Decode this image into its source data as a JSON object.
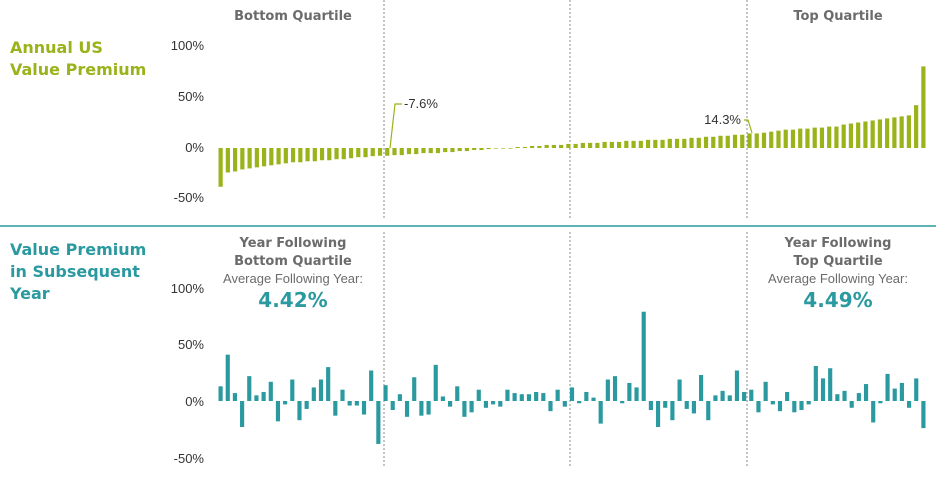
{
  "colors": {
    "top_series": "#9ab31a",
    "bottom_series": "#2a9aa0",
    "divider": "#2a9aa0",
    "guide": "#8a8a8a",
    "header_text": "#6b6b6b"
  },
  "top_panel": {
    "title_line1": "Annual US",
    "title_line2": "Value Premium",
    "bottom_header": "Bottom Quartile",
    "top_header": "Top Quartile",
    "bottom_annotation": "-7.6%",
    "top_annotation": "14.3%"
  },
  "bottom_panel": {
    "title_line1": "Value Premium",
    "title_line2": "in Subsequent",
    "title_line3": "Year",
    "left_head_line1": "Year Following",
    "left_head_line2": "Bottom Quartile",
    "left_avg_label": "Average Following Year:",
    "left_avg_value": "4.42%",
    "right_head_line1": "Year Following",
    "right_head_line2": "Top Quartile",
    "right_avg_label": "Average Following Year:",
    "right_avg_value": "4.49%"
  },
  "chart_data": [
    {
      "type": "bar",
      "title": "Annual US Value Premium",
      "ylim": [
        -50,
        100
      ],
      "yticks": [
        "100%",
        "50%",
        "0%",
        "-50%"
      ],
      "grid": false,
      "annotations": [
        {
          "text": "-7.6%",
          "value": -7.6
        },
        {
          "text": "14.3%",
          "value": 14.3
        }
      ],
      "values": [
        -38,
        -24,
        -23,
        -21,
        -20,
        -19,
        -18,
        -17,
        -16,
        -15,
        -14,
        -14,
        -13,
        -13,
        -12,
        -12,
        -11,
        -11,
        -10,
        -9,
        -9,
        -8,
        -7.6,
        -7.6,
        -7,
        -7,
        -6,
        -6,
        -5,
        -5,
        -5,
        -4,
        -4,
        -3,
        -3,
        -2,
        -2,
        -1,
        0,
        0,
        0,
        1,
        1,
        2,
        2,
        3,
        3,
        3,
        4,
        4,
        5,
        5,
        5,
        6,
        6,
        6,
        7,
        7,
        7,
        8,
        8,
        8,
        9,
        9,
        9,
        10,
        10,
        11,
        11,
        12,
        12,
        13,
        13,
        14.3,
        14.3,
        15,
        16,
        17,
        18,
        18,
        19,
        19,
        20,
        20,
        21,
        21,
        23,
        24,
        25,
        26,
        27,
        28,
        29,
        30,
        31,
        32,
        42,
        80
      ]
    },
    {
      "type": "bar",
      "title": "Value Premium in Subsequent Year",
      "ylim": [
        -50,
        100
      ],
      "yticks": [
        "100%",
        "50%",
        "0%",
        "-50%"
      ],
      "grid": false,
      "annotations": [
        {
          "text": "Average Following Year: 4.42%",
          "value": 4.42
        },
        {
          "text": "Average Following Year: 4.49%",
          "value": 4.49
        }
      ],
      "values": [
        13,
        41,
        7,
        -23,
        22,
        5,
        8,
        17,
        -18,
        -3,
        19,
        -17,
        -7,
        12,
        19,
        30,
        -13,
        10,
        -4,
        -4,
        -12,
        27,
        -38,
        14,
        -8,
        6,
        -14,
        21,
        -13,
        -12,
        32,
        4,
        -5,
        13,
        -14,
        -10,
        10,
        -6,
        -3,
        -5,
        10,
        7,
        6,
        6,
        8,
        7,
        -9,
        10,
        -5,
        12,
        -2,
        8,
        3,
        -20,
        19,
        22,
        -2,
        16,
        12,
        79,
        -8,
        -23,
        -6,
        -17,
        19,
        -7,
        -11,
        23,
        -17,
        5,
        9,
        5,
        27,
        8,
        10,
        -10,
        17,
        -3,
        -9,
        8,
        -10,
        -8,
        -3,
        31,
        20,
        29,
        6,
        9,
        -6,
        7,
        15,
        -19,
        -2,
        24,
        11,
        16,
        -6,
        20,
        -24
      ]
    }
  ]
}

_What the task requires_. Exactly reproduce each record, leaving out any pictures.

_Finished task_.
Decode this image into its source data as a JSON object.
{
  "colors": {
    "top_series": "#9ab31a",
    "bottom_series": "#2a9aa0",
    "divider": "#2a9aa0",
    "guide": "#8a8a8a",
    "header_text": "#6b6b6b"
  },
  "top_panel": {
    "title_line1": "Annual US",
    "title_line2": "Value Premium",
    "bottom_header": "Bottom Quartile",
    "top_header": "Top Quartile",
    "bottom_annotation": "-7.6%",
    "top_annotation": "14.3%"
  },
  "bottom_panel": {
    "title_line1": "Value Premium",
    "title_line2": "in Subsequent",
    "title_line3": "Year",
    "left_head_line1": "Year Following",
    "left_head_line2": "Bottom Quartile",
    "left_avg_label": "Average Following Year:",
    "left_avg_value": "4.42%",
    "right_head_line1": "Year Following",
    "right_head_line2": "Top Quartile",
    "right_avg_label": "Average Following Year:",
    "right_avg_value": "4.49%"
  },
  "chart_data": [
    {
      "type": "bar",
      "title": "Annual US Value Premium",
      "ylim": [
        -50,
        100
      ],
      "yticks": [
        "100%",
        "50%",
        "0%",
        "-50%"
      ],
      "grid": false,
      "annotations": [
        {
          "text": "-7.6%",
          "value": -7.6
        },
        {
          "text": "14.3%",
          "value": 14.3
        }
      ],
      "values": [
        -38,
        -24,
        -23,
        -21,
        -20,
        -19,
        -18,
        -17,
        -16,
        -15,
        -14,
        -14,
        -13,
        -13,
        -12,
        -12,
        -11,
        -11,
        -10,
        -9,
        -9,
        -8,
        -7.6,
        -7.6,
        -7,
        -7,
        -6,
        -6,
        -5,
        -5,
        -5,
        -4,
        -4,
        -3,
        -3,
        -2,
        -2,
        -1,
        0,
        0,
        0,
        1,
        1,
        2,
        2,
        3,
        3,
        3,
        4,
        4,
        5,
        5,
        5,
        6,
        6,
        6,
        7,
        7,
        7,
        8,
        8,
        8,
        9,
        9,
        9,
        10,
        10,
        11,
        11,
        12,
        12,
        13,
        13,
        14.3,
        14.3,
        15,
        16,
        17,
        18,
        18,
        19,
        19,
        20,
        20,
        21,
        21,
        23,
        24,
        25,
        26,
        27,
        28,
        29,
        30,
        31,
        32,
        42,
        80
      ]
    },
    {
      "type": "bar",
      "title": "Value Premium in Subsequent Year",
      "ylim": [
        -50,
        100
      ],
      "yticks": [
        "100%",
        "50%",
        "0%",
        "-50%"
      ],
      "grid": false,
      "annotations": [
        {
          "text": "Average Following Year: 4.42%",
          "value": 4.42
        },
        {
          "text": "Average Following Year: 4.49%",
          "value": 4.49
        }
      ],
      "values": [
        13,
        41,
        7,
        -23,
        22,
        5,
        8,
        17,
        -18,
        -3,
        19,
        -17,
        -7,
        12,
        19,
        30,
        -13,
        10,
        -4,
        -4,
        -12,
        27,
        -38,
        14,
        -8,
        6,
        -14,
        21,
        -13,
        -12,
        32,
        4,
        -5,
        13,
        -14,
        -10,
        10,
        -6,
        -3,
        -5,
        10,
        7,
        6,
        6,
        8,
        7,
        -9,
        10,
        -5,
        12,
        -2,
        8,
        3,
        -20,
        19,
        22,
        -2,
        16,
        12,
        79,
        -8,
        -23,
        -6,
        -17,
        19,
        -7,
        -11,
        23,
        -17,
        5,
        9,
        5,
        27,
        8,
        10,
        -10,
        17,
        -3,
        -9,
        8,
        -10,
        -8,
        -3,
        31,
        20,
        29,
        6,
        9,
        -6,
        7,
        15,
        -19,
        -2,
        24,
        11,
        16,
        -6,
        20,
        -24
      ]
    }
  ]
}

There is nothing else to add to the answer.